Supplied information:
━━━
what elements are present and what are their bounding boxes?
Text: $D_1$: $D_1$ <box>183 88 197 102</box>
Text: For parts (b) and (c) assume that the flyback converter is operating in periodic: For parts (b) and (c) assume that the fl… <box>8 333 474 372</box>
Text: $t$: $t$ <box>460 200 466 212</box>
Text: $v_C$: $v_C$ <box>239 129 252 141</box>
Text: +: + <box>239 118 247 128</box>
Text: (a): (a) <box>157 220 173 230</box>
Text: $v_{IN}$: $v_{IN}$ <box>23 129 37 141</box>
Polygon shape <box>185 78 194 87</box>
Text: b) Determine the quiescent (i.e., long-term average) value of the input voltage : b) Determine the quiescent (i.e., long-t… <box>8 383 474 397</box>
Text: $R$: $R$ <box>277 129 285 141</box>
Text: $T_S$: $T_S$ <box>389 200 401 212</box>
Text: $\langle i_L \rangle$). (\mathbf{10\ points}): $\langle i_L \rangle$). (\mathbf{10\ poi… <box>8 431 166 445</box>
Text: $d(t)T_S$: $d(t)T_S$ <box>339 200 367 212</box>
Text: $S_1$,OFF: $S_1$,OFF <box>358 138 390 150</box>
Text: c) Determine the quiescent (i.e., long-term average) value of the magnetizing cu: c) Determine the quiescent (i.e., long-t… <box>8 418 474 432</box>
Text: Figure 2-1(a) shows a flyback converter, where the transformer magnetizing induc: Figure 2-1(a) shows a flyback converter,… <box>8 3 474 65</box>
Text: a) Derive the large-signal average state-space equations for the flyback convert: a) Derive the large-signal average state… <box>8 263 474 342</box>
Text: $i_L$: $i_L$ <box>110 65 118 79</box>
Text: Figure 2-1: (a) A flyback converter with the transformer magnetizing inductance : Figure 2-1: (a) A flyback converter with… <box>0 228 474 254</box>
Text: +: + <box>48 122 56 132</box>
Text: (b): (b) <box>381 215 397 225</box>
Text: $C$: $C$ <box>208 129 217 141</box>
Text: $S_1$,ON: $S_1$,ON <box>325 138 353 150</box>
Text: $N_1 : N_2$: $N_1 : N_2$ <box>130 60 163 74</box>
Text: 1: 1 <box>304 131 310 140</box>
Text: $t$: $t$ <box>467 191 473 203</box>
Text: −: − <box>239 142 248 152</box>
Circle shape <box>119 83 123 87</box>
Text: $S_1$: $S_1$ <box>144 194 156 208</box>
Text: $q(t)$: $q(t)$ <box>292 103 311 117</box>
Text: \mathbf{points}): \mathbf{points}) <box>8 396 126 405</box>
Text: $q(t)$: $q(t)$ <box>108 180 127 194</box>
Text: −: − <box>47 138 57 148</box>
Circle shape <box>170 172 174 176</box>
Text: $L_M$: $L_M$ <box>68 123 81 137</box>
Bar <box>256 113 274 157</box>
━━━
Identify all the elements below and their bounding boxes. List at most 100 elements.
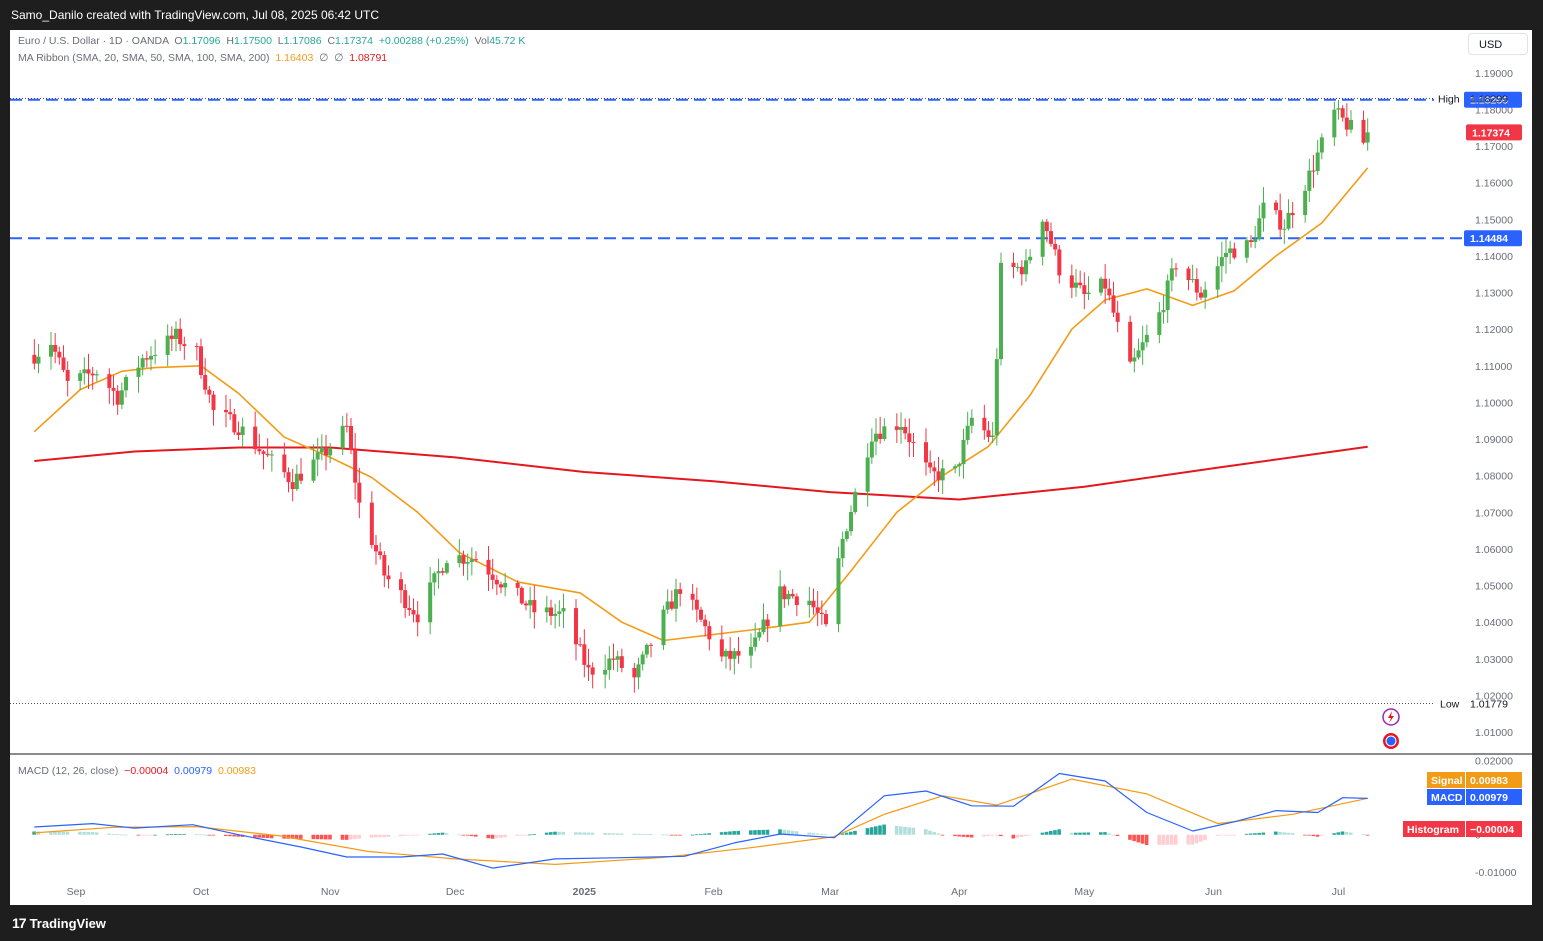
━━━
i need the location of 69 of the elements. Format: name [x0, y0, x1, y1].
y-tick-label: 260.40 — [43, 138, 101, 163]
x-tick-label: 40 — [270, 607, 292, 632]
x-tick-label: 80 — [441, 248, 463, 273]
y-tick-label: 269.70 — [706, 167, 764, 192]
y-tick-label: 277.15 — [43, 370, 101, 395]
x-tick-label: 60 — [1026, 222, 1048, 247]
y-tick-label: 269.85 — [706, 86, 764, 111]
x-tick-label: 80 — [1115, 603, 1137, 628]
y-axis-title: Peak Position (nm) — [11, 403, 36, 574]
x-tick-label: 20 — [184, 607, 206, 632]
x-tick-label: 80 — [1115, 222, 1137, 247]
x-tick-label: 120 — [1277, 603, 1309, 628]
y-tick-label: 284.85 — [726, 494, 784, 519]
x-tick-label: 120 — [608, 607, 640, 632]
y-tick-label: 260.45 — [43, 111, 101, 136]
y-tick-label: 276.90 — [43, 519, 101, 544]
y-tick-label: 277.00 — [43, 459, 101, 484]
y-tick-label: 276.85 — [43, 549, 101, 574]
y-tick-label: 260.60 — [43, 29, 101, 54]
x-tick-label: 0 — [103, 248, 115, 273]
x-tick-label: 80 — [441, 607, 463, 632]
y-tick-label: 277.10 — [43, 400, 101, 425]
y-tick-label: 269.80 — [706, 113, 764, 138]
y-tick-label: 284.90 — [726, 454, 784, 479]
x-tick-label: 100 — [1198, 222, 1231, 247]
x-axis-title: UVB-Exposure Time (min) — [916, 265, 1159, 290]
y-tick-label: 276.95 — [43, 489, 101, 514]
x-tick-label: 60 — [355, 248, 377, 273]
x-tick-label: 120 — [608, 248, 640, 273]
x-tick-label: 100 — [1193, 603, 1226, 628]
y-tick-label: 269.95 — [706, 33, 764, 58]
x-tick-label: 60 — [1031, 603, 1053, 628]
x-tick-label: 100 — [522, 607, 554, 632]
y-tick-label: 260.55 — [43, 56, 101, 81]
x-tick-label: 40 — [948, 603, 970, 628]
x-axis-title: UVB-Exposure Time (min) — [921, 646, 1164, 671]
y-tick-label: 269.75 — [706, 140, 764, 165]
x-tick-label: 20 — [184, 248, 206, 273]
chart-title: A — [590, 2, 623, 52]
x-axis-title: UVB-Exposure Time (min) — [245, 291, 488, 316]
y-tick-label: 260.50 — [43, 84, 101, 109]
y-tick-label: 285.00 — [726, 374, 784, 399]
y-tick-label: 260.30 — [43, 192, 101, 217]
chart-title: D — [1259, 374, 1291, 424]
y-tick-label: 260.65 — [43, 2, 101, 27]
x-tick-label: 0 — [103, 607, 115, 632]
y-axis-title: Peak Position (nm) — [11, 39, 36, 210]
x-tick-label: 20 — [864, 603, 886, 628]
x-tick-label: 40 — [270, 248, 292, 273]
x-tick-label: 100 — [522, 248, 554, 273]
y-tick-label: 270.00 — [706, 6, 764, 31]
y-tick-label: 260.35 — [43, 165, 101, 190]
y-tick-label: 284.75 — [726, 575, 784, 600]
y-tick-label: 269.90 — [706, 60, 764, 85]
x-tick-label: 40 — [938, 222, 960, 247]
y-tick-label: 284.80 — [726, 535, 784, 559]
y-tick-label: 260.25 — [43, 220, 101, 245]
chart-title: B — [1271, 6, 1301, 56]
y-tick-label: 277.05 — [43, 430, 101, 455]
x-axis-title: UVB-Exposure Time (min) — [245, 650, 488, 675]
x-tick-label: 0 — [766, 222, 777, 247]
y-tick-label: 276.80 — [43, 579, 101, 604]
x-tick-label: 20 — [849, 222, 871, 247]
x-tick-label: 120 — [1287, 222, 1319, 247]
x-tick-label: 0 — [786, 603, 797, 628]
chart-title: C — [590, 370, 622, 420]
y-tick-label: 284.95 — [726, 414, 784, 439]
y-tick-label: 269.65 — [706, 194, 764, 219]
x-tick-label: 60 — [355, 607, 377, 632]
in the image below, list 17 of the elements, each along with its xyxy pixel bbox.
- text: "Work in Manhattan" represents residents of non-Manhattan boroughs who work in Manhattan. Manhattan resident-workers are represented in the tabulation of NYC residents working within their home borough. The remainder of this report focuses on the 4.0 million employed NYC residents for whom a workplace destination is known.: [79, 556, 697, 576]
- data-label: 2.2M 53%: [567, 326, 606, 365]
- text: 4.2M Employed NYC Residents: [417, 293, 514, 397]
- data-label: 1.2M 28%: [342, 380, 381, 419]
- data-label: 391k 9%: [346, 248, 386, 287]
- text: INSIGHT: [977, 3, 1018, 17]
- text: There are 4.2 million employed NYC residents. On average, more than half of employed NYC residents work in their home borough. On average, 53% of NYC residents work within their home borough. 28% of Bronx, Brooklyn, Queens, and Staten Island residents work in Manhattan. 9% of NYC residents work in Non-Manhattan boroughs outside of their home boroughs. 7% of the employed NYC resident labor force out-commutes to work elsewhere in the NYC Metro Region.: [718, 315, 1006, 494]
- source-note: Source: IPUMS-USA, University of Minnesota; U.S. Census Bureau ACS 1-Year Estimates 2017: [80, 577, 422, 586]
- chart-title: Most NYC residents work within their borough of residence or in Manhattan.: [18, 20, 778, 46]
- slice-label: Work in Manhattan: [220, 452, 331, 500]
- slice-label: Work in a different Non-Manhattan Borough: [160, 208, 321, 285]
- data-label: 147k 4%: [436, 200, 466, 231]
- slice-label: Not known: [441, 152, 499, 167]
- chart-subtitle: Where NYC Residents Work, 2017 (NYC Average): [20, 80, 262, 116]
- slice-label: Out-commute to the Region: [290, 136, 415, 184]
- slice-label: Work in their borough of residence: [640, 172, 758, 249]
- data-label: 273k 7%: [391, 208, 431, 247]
━━━
Recast the listing above, starting with the line that contains "what elements are" and going on through the line that contains "Text: $t$: $t$ <box>460 200 466 212</box>", as a two-column CSV with the columns input and output. Give one row for each input and its output, with each field quoted and line breaks turned into spaces.

input,output
"what elements are present and what are their bounding boxes?","Text: $D_1$: $D_1$ <box>183 88 197 102</box> Text: For parts (b) and (c) assume that the flyback converter is operating in periodic: For parts (b) and (c) assume that the fl… <box>8 333 474 372</box> Text: $t$: $t$ <box>460 200 466 212</box>"